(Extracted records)
• • • •
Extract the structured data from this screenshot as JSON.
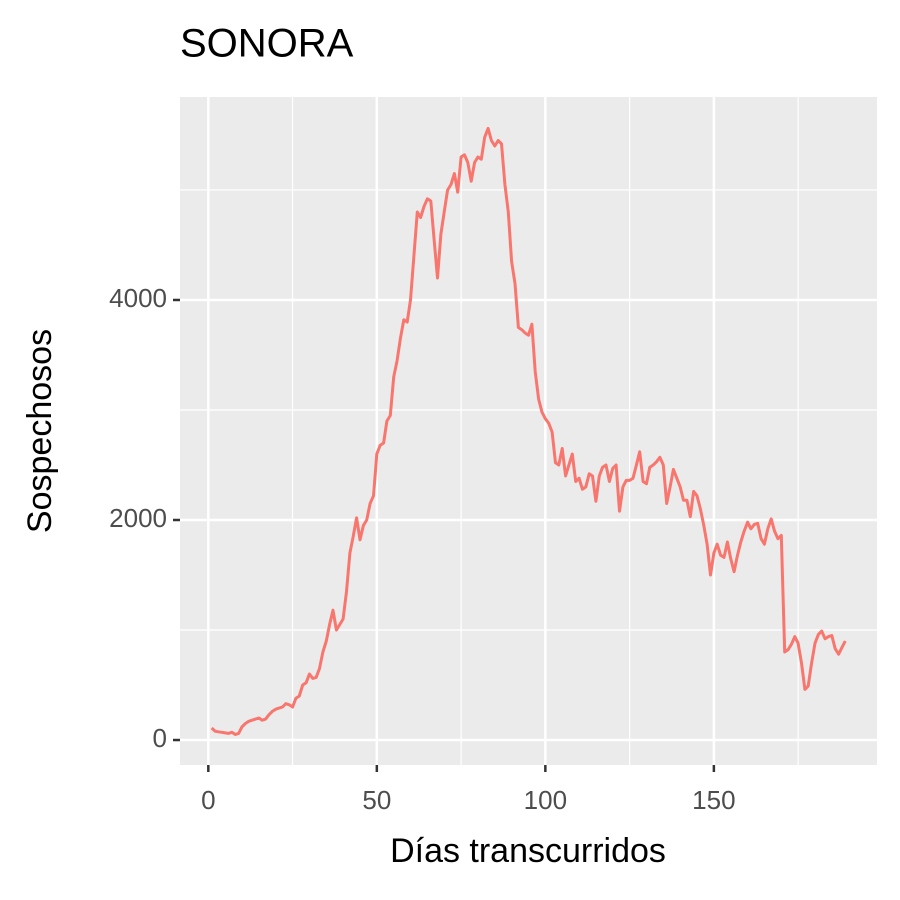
{
  "chart_data": {
    "type": "line",
    "title": "SONORA",
    "x_label": "Días transcurridos",
    "y_label": "Sospechosos",
    "x": [
      1,
      2,
      3,
      4,
      5,
      6,
      7,
      8,
      9,
      10,
      11,
      12,
      13,
      14,
      15,
      16,
      17,
      18,
      19,
      20,
      21,
      22,
      23,
      24,
      25,
      26,
      27,
      28,
      29,
      30,
      31,
      32,
      33,
      34,
      35,
      36,
      37,
      38,
      39,
      40,
      41,
      42,
      43,
      44,
      45,
      46,
      47,
      48,
      49,
      50,
      51,
      52,
      53,
      54,
      55,
      56,
      57,
      58,
      59,
      60,
      61,
      62,
      63,
      64,
      65,
      66,
      67,
      68,
      69,
      70,
      71,
      72,
      73,
      74,
      75,
      76,
      77,
      78,
      79,
      80,
      81,
      82,
      83,
      84,
      85,
      86,
      87,
      88,
      89,
      90,
      91,
      92,
      93,
      94,
      95,
      96,
      97,
      98,
      99,
      100,
      101,
      102,
      103,
      104,
      105,
      106,
      107,
      108,
      109,
      110,
      111,
      112,
      113,
      114,
      115,
      116,
      117,
      118,
      119,
      120,
      121,
      122,
      123,
      124,
      125,
      126,
      127,
      128,
      129,
      130,
      131,
      132,
      133,
      134,
      135,
      136,
      137,
      138,
      139,
      140,
      141,
      142,
      143,
      144,
      145,
      146,
      147,
      148,
      149,
      150,
      151,
      152,
      153,
      154,
      155,
      156,
      157,
      158,
      159,
      160,
      161,
      162,
      163,
      164,
      165,
      166,
      167,
      168,
      169,
      170,
      171,
      172,
      173,
      174,
      175,
      176,
      177,
      178,
      179,
      180,
      181,
      182,
      183,
      184,
      185,
      186,
      187,
      188,
      189
    ],
    "series": [
      {
        "color": "#f8766d",
        "values": [
          109,
          80,
          75,
          70,
          65,
          60,
          70,
          50,
          60,
          120,
          150,
          170,
          180,
          190,
          200,
          180,
          190,
          230,
          260,
          280,
          290,
          300,
          330,
          320,
          300,
          380,
          400,
          500,
          520,
          600,
          560,
          570,
          650,
          800,
          900,
          1050,
          1180,
          1000,
          1050,
          1100,
          1350,
          1700,
          1850,
          2020,
          1820,
          1950,
          2000,
          2150,
          2220,
          2600,
          2680,
          2700,
          2900,
          2950,
          3300,
          3450,
          3650,
          3820,
          3800,
          4000,
          4400,
          4800,
          4750,
          4850,
          4920,
          4900,
          4550,
          4200,
          4600,
          4800,
          5000,
          5050,
          5150,
          4980,
          5300,
          5320,
          5250,
          5080,
          5250,
          5300,
          5280,
          5480,
          5560,
          5450,
          5400,
          5450,
          5420,
          5050,
          4800,
          4350,
          4150,
          3750,
          3730,
          3700,
          3680,
          3780,
          3350,
          3100,
          2980,
          2920,
          2880,
          2800,
          2520,
          2500,
          2650,
          2400,
          2500,
          2600,
          2350,
          2380,
          2280,
          2300,
          2420,
          2400,
          2170,
          2400,
          2480,
          2500,
          2350,
          2470,
          2500,
          2080,
          2300,
          2360,
          2360,
          2380,
          2500,
          2620,
          2350,
          2330,
          2480,
          2500,
          2530,
          2570,
          2500,
          2150,
          2300,
          2460,
          2380,
          2300,
          2180,
          2180,
          2030,
          2260,
          2220,
          2100,
          1950,
          1780,
          1500,
          1700,
          1780,
          1680,
          1660,
          1800,
          1650,
          1530,
          1680,
          1800,
          1900,
          1980,
          1920,
          1960,
          1970,
          1830,
          1780,
          1920,
          2010,
          1900,
          1830,
          1860,
          800,
          820,
          870,
          940,
          880,
          700,
          460,
          490,
          700,
          880,
          960,
          990,
          920,
          940,
          950,
          830,
          780,
          840,
          900
        ]
      }
    ],
    "xlim": [
      -8.4,
      198.4
    ],
    "xticks": [
      0,
      50,
      100,
      150
    ],
    "x_minor_grid": [
      25,
      75,
      125,
      175
    ],
    "ylim": [
      -227,
      5845
    ],
    "yticks": [
      0,
      2000,
      4000
    ],
    "y_minor_grid": [
      1000,
      3000,
      5000
    ],
    "grid": true
  }
}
• • • •
Restate each line of the records exactly; pictures do not belong in the copy.

Extract the structured data from this screenshot as JSON.
{
  "chart_data": {
    "type": "line",
    "title": "SONORA",
    "x_label": "Días transcurridos",
    "y_label": "Sospechosos",
    "x": [
      1,
      2,
      3,
      4,
      5,
      6,
      7,
      8,
      9,
      10,
      11,
      12,
      13,
      14,
      15,
      16,
      17,
      18,
      19,
      20,
      21,
      22,
      23,
      24,
      25,
      26,
      27,
      28,
      29,
      30,
      31,
      32,
      33,
      34,
      35,
      36,
      37,
      38,
      39,
      40,
      41,
      42,
      43,
      44,
      45,
      46,
      47,
      48,
      49,
      50,
      51,
      52,
      53,
      54,
      55,
      56,
      57,
      58,
      59,
      60,
      61,
      62,
      63,
      64,
      65,
      66,
      67,
      68,
      69,
      70,
      71,
      72,
      73,
      74,
      75,
      76,
      77,
      78,
      79,
      80,
      81,
      82,
      83,
      84,
      85,
      86,
      87,
      88,
      89,
      90,
      91,
      92,
      93,
      94,
      95,
      96,
      97,
      98,
      99,
      100,
      101,
      102,
      103,
      104,
      105,
      106,
      107,
      108,
      109,
      110,
      111,
      112,
      113,
      114,
      115,
      116,
      117,
      118,
      119,
      120,
      121,
      122,
      123,
      124,
      125,
      126,
      127,
      128,
      129,
      130,
      131,
      132,
      133,
      134,
      135,
      136,
      137,
      138,
      139,
      140,
      141,
      142,
      143,
      144,
      145,
      146,
      147,
      148,
      149,
      150,
      151,
      152,
      153,
      154,
      155,
      156,
      157,
      158,
      159,
      160,
      161,
      162,
      163,
      164,
      165,
      166,
      167,
      168,
      169,
      170,
      171,
      172,
      173,
      174,
      175,
      176,
      177,
      178,
      179,
      180,
      181,
      182,
      183,
      184,
      185,
      186,
      187,
      188,
      189
    ],
    "series": [
      {
        "color": "#f8766d",
        "values": [
          109,
          80,
          75,
          70,
          65,
          60,
          70,
          50,
          60,
          120,
          150,
          170,
          180,
          190,
          200,
          180,
          190,
          230,
          260,
          280,
          290,
          300,
          330,
          320,
          300,
          380,
          400,
          500,
          520,
          600,
          560,
          570,
          650,
          800,
          900,
          1050,
          1180,
          1000,
          1050,
          1100,
          1350,
          1700,
          1850,
          2020,
          1820,
          1950,
          2000,
          2150,
          2220,
          2600,
          2680,
          2700,
          2900,
          2950,
          3300,
          3450,
          3650,
          3820,
          3800,
          4000,
          4400,
          4800,
          4750,
          4850,
          4920,
          4900,
          4550,
          4200,
          4600,
          4800,
          5000,
          5050,
          5150,
          4980,
          5300,
          5320,
          5250,
          5080,
          5250,
          5300,
          5280,
          5480,
          5560,
          5450,
          5400,
          5450,
          5420,
          5050,
          4800,
          4350,
          4150,
          3750,
          3730,
          3700,
          3680,
          3780,
          3350,
          3100,
          2980,
          2920,
          2880,
          2800,
          2520,
          2500,
          2650,
          2400,
          2500,
          2600,
          2350,
          2380,
          2280,
          2300,
          2420,
          2400,
          2170,
          2400,
          2480,
          2500,
          2350,
          2470,
          2500,
          2080,
          2300,
          2360,
          2360,
          2380,
          2500,
          2620,
          2350,
          2330,
          2480,
          2500,
          2530,
          2570,
          2500,
          2150,
          2300,
          2460,
          2380,
          2300,
          2180,
          2180,
          2030,
          2260,
          2220,
          2100,
          1950,
          1780,
          1500,
          1700,
          1780,
          1680,
          1660,
          1800,
          1650,
          1530,
          1680,
          1800,
          1900,
          1980,
          1920,
          1960,
          1970,
          1830,
          1780,
          1920,
          2010,
          1900,
          1830,
          1860,
          800,
          820,
          870,
          940,
          880,
          700,
          460,
          490,
          700,
          880,
          960,
          990,
          920,
          940,
          950,
          830,
          780,
          840,
          900
        ]
      }
    ],
    "xlim": [
      -8.4,
      198.4
    ],
    "xticks": [
      0,
      50,
      100,
      150
    ],
    "x_minor_grid": [
      25,
      75,
      125,
      175
    ],
    "ylim": [
      -227,
      5845
    ],
    "yticks": [
      0,
      2000,
      4000
    ],
    "y_minor_grid": [
      1000,
      3000,
      5000
    ],
    "grid": true
  }
}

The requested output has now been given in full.